Substation Current Limiting Reactor Sizing Calculation

The current limiting reactor sizing calculation is very straightforward. But there are a couple of important things you need to watch out for.

I’m going to go over the calculation for sizing current limiting reactors for substations. It’s a common calculation I do.

For this example, we’ll do the sizing for a typical substation located in a large city.

We’ll assume the incoming voltage into our substation is 115,000-volts.

Also, keep the following in mind for this discussion:

  • I’m going to refer to current limiting reactors as “reactors” from time to time.
  • Each phase of our circuit will have a current limiting reactor installed. So our calculated reactor size will be used for each phase of our 3\theta AC power system.

Important Note: circuits have a source and a load. Thus, there’s a predefined path for electrons to follow in a circuit to perform certain functions. 

When a path in your electrical circuit forms that shouldn’t be there, we call that a short circuit.

Now, the job of current limiting reactors is to reduce short circuit currents.

What is a current limiting reactor?

A simple large coil of wire made to produce a magnetic field. It’s basically an inductive coil.

Electric energy turns into magnetic energy.

So as current flows through the reactor, the reactor’s magnetic field expands. Then eventually stabilizes and the magnetic field stores the energy.

★ ★ ★

■ Set of tasks
A. According to the reactor sizing text, what is the job of current limiting reactors?
B. Reproduce the reactor sizing text from "Important Note: circuits" to "into magnetic energy." word for word.
Answer using only the reactor sizing text above.

★ ★ ★

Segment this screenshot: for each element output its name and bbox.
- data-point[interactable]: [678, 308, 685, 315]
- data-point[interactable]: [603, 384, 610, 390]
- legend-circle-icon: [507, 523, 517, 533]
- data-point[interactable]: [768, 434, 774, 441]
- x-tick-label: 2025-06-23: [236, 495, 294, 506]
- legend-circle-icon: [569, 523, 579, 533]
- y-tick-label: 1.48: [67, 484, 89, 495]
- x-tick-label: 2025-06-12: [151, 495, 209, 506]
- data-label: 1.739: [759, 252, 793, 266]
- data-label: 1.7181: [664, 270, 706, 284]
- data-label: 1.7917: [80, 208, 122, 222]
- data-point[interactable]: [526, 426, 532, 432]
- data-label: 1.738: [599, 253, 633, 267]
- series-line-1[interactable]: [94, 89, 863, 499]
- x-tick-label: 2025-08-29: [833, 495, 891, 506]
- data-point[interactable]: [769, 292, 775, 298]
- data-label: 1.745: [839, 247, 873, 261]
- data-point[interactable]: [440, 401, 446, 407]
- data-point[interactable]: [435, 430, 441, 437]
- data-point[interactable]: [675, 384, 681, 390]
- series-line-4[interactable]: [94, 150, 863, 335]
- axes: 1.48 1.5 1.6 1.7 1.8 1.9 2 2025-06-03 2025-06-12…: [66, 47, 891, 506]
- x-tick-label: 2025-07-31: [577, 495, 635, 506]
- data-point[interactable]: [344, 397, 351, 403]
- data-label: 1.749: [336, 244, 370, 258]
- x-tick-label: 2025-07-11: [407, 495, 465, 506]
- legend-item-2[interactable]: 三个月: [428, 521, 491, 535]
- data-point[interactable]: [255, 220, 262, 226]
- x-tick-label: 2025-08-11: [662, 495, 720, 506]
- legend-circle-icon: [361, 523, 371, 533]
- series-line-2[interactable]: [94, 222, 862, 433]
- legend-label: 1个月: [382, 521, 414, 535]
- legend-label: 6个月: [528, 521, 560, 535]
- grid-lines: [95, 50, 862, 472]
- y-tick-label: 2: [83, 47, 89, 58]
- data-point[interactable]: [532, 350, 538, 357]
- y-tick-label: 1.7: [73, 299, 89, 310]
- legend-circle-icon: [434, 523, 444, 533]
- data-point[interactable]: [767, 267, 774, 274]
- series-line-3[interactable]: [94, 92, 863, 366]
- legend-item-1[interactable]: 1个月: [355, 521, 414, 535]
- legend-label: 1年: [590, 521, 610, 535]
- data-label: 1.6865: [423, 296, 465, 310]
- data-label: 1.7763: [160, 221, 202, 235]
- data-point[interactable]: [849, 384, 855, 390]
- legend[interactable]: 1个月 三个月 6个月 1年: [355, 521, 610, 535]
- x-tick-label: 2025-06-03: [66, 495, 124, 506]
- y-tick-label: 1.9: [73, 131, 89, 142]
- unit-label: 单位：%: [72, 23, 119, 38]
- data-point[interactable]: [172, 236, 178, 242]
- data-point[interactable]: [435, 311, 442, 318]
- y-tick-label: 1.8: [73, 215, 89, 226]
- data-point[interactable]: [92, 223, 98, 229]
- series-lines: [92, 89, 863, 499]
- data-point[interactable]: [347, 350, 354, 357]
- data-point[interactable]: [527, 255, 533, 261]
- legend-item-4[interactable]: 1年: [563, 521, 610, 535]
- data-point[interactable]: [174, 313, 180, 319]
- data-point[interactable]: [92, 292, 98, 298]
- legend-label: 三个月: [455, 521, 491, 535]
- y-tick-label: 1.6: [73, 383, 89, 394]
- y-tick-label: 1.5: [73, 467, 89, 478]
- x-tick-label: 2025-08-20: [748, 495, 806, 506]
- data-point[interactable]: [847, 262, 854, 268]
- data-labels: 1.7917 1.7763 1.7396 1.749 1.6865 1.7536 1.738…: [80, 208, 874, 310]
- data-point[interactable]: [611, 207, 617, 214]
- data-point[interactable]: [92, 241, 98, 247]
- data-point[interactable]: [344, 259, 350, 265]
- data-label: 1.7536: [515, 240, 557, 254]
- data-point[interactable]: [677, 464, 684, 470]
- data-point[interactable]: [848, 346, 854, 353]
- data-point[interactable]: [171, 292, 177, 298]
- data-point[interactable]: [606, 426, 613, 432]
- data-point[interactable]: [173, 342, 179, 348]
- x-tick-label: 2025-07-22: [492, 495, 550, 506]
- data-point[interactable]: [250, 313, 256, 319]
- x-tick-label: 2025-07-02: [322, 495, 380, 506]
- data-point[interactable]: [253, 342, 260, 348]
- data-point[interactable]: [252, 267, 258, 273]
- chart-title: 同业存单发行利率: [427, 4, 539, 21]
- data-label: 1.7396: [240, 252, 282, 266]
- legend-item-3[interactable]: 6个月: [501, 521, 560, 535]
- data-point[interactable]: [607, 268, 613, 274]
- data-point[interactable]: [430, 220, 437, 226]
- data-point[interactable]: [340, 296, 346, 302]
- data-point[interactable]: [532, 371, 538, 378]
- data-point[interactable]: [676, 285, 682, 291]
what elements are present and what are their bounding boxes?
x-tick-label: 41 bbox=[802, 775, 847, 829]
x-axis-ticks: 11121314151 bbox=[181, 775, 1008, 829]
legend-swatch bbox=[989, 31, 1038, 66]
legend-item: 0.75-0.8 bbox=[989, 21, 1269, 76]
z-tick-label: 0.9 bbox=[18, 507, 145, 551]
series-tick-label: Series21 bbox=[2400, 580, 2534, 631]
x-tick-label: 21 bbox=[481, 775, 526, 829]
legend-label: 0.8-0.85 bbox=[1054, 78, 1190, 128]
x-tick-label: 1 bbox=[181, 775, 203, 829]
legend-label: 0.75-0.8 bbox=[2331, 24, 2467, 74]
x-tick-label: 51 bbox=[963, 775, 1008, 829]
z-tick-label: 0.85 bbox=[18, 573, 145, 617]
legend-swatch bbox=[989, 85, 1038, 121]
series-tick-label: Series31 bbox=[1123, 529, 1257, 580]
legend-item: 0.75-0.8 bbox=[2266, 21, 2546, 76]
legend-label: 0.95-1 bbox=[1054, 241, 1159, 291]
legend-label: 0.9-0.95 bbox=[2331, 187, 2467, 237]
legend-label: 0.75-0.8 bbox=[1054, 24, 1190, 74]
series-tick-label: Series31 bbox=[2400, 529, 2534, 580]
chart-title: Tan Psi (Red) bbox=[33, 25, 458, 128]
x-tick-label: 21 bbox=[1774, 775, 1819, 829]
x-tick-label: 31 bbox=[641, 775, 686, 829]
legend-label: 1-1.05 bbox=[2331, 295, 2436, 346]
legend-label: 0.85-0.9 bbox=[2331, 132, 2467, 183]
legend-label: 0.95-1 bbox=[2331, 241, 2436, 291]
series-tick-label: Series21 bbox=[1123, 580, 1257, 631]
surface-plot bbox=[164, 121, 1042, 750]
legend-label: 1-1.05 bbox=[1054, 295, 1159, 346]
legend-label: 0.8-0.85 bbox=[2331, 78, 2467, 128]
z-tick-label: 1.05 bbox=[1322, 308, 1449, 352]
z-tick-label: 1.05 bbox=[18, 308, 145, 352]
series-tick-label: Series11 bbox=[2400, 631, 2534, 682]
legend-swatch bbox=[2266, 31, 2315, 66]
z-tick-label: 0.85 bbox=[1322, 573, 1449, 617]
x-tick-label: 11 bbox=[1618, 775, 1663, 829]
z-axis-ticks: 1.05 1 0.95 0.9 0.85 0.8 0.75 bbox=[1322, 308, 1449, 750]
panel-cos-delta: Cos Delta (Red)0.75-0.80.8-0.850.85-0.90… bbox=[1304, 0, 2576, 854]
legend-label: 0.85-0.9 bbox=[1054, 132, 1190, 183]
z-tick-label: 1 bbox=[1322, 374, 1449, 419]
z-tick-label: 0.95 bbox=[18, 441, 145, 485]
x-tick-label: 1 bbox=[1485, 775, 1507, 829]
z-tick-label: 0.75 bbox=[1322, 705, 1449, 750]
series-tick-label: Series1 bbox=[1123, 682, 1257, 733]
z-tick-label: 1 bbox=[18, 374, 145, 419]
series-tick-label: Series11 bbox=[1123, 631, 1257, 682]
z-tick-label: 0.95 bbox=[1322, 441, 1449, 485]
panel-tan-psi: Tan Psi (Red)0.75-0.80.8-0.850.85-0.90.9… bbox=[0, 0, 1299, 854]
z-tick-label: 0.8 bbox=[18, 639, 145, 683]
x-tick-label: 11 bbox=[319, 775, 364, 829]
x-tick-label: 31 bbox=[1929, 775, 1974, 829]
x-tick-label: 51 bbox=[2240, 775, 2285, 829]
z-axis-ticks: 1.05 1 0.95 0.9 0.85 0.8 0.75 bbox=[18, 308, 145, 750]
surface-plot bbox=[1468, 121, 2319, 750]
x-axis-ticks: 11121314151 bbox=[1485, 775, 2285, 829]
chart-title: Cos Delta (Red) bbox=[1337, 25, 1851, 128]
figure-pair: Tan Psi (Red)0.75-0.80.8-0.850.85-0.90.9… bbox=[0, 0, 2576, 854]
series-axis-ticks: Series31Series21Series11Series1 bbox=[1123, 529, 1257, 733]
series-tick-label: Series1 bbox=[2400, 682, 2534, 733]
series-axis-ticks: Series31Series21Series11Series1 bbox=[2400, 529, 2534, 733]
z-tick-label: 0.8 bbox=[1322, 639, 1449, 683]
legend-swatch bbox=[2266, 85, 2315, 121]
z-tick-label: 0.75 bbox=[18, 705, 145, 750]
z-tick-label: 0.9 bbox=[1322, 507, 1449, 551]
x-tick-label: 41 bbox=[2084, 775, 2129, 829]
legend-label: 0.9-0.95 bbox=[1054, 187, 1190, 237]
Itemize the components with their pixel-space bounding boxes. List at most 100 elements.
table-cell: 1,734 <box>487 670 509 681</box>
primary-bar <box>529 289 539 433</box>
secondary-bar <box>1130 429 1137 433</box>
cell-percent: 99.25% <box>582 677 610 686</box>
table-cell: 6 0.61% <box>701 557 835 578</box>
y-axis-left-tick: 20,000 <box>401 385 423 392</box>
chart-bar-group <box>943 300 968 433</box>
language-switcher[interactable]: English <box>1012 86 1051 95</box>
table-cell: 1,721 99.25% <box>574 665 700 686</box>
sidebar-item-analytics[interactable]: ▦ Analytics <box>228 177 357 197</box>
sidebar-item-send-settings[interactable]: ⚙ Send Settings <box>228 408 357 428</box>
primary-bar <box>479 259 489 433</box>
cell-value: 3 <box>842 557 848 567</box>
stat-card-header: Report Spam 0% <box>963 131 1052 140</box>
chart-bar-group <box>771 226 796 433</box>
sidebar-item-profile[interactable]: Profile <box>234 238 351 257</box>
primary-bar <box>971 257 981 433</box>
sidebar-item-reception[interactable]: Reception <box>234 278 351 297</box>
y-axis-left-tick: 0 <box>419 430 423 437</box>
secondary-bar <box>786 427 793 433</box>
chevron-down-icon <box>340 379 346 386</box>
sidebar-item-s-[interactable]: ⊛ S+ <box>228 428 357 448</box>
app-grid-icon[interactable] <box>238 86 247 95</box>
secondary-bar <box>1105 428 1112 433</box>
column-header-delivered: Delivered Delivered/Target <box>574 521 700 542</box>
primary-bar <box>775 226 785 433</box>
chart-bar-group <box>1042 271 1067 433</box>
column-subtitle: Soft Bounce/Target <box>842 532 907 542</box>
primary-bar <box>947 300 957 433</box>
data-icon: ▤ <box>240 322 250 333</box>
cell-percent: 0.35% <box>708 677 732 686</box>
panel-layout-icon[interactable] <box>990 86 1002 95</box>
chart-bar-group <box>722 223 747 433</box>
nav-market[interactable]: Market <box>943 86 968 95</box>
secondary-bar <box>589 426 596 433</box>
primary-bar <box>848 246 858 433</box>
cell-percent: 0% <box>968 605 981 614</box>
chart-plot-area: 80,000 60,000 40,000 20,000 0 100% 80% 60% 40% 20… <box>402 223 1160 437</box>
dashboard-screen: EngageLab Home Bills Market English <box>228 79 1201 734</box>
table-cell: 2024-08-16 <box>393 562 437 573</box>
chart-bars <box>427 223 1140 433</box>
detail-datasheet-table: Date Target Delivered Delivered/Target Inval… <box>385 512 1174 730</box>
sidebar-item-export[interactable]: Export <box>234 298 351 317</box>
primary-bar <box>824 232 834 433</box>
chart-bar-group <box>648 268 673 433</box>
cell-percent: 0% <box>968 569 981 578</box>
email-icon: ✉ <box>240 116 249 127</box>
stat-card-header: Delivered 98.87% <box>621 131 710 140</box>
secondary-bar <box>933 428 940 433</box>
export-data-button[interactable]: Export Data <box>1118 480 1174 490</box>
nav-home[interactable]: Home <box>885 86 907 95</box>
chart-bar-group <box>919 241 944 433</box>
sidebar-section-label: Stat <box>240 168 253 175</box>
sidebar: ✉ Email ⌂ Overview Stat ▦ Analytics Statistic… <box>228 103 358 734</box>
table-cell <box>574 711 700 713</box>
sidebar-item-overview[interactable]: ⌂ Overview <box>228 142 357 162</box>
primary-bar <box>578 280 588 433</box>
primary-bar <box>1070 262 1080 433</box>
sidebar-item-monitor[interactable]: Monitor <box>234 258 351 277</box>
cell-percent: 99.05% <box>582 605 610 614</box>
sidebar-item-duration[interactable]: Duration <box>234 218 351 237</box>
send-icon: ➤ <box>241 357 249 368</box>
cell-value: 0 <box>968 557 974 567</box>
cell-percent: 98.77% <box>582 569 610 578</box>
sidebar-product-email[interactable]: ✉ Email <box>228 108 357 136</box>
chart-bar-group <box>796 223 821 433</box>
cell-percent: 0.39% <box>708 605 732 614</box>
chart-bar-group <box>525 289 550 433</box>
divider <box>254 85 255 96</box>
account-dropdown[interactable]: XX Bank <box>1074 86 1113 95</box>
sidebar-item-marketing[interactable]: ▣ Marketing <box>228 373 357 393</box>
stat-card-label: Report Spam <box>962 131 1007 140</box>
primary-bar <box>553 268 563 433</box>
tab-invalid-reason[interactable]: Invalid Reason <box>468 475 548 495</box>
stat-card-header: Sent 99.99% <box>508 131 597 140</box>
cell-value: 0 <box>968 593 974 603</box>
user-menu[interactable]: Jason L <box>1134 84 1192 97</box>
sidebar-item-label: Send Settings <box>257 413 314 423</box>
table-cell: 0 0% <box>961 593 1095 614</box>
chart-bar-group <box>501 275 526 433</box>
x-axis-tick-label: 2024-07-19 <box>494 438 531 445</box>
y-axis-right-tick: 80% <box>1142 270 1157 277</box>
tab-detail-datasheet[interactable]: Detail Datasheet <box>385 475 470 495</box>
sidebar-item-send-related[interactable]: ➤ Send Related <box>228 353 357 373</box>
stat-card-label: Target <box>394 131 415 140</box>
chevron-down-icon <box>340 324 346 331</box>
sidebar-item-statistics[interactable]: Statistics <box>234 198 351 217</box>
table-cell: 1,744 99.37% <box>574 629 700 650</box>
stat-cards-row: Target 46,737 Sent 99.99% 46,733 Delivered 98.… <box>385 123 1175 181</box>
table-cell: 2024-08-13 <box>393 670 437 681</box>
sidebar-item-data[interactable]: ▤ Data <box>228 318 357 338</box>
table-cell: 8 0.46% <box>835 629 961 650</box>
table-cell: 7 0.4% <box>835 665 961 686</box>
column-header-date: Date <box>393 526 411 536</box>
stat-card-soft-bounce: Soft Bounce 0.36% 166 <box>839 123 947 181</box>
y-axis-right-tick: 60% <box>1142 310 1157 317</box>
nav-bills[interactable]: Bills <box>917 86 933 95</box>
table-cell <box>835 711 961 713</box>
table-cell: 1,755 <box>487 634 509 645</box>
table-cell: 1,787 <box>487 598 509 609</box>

★ ★ ★

■ Replies
A. To reduce short circuit currents.

B.
Important Note: circuits have a source and a load. Thus, there’s a predefined path for electrons to follow in a circuit to perform certain functions. 

When a path in your electrical circuit forms that shouldn’t be there, we call that a short circuit.

Now, the job of current limiting reactors is to reduce short circuit currents.

What is a current limiting reactor?

A simple large coil of wire made to produce a magnetic field. It’s basically an inductive coil.

Electric energy turns into magnetic energy.